Problem to solve.
Transcribe the full listing exactly, and drop every picture.
_ _ _
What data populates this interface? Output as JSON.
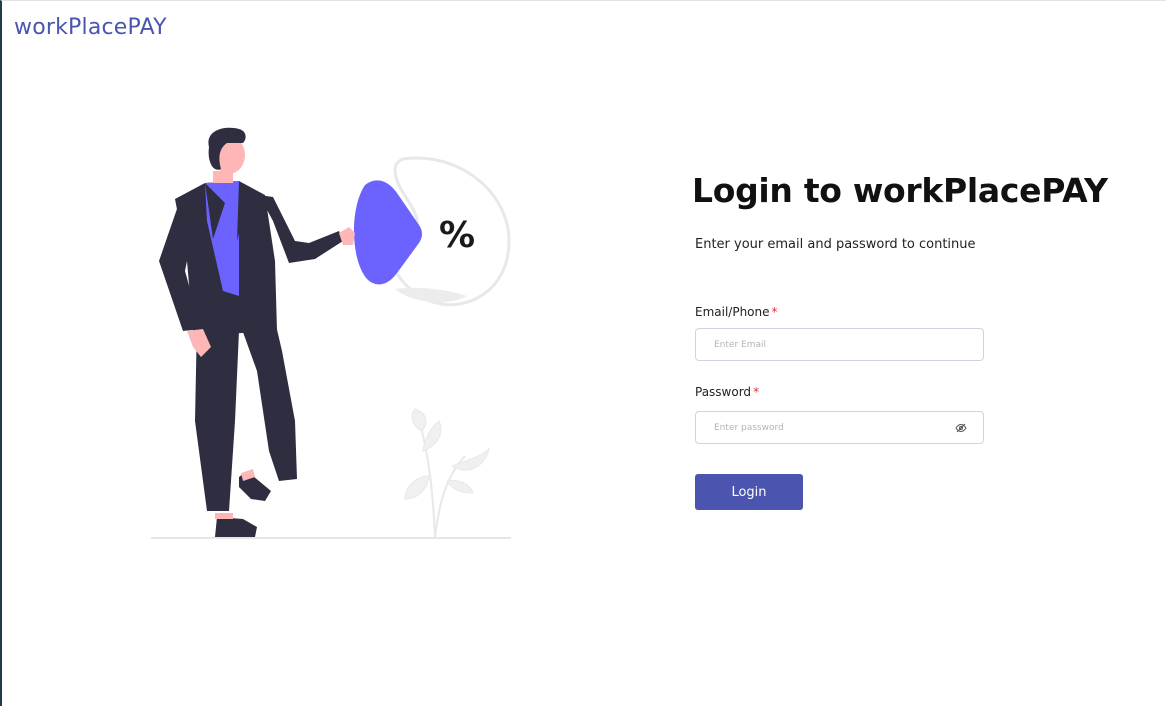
{
  "brand": {
    "name": "workPlacePAY"
  },
  "illustration": {
    "symbol": "%"
  },
  "login": {
    "title": "Login to workPlacePAY",
    "subtitle": "Enter your email and password to continue",
    "email": {
      "label": "Email/Phone",
      "required_mark": "*",
      "placeholder": "Enter Email",
      "value": ""
    },
    "password": {
      "label": "Password",
      "required_mark": "*",
      "placeholder": "Enter password",
      "value": "",
      "toggle_icon": "eye-off-icon"
    },
    "submit_label": "Login"
  },
  "colors": {
    "brand": "#4b55b0",
    "accent_illustration": "#6c63ff",
    "required": "#e03131"
  }
}
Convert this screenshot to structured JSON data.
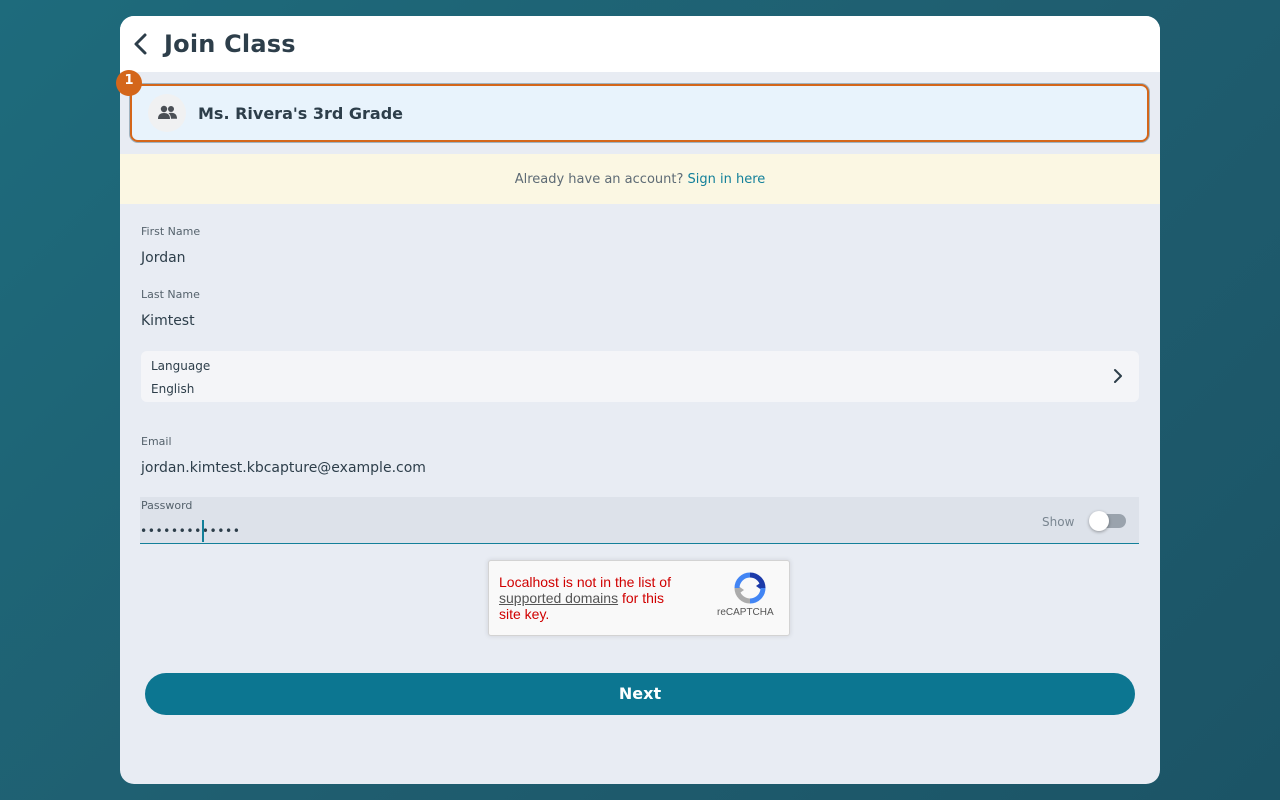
{
  "header": {
    "title": "Join Class"
  },
  "class_card": {
    "name": "Ms. Rivera's 3rd Grade",
    "step_badge": "1"
  },
  "signin_banner": {
    "prompt": "Already have an account?",
    "link": "Sign in here"
  },
  "form": {
    "first_name": {
      "label": "First Name",
      "value": "Jordan"
    },
    "last_name": {
      "label": "Last Name",
      "value": "Kimtest"
    },
    "language": {
      "label": "Language",
      "value": "English"
    },
    "email": {
      "label": "Email",
      "value": "jordan.kimtest.kbcapture@example.com"
    },
    "password": {
      "label": "Password",
      "masked_value": "•••••••••••••",
      "show_label": "Show",
      "show_enabled": false
    }
  },
  "captcha": {
    "error_line1": "Localhost is not in the list of",
    "error_link": "supported domains",
    "error_line2": "for this",
    "error_line3": "site key.",
    "brand": "reCAPTCHA"
  },
  "actions": {
    "next_label": "Next"
  },
  "colors": {
    "accent": "#0c7691",
    "highlight": "#d4661a",
    "banner_bg": "#fbf7e3",
    "error_red": "#d00000"
  },
  "icons": {
    "back": "chevron-left-icon",
    "class_avatar": "group-icon",
    "language_chevron": "chevron-right-icon",
    "captcha": "recaptcha-logo-icon"
  }
}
_ _ _
The answer.
What data populates this interface? Output as JSON.
{
  "brand": {
    "name": "workPlacePAY"
  },
  "illustration": {
    "symbol": "%"
  },
  "login": {
    "title": "Login to workPlacePAY",
    "subtitle": "Enter your email and password to continue",
    "email": {
      "label": "Email/Phone",
      "required_mark": "*",
      "placeholder": "Enter Email",
      "value": ""
    },
    "password": {
      "label": "Password",
      "required_mark": "*",
      "placeholder": "Enter password",
      "value": "",
      "toggle_icon": "eye-off-icon"
    },
    "submit_label": "Login"
  },
  "colors": {
    "brand": "#4b55b0",
    "accent_illustration": "#6c63ff",
    "required": "#e03131"
  }
}
Convert this screenshot to structured JSON data.
{
  "header": {
    "title": "Join Class"
  },
  "class_card": {
    "name": "Ms. Rivera's 3rd Grade",
    "step_badge": "1"
  },
  "signin_banner": {
    "prompt": "Already have an account?",
    "link": "Sign in here"
  },
  "form": {
    "first_name": {
      "label": "First Name",
      "value": "Jordan"
    },
    "last_name": {
      "label": "Last Name",
      "value": "Kimtest"
    },
    "language": {
      "label": "Language",
      "value": "English"
    },
    "email": {
      "label": "Email",
      "value": "jordan.kimtest.kbcapture@example.com"
    },
    "password": {
      "label": "Password",
      "masked_value": "•••••••••••••",
      "show_label": "Show",
      "show_enabled": false
    }
  },
  "captcha": {
    "error_line1": "Localhost is not in the list of",
    "error_link": "supported domains",
    "error_line2": "for this",
    "error_line3": "site key.",
    "brand": "reCAPTCHA"
  },
  "actions": {
    "next_label": "Next"
  },
  "colors": {
    "accent": "#0c7691",
    "highlight": "#d4661a",
    "banner_bg": "#fbf7e3",
    "error_red": "#d00000"
  },
  "icons": {
    "back": "chevron-left-icon",
    "class_avatar": "group-icon",
    "language_chevron": "chevron-right-icon",
    "captcha": "recaptcha-logo-icon"
  }
}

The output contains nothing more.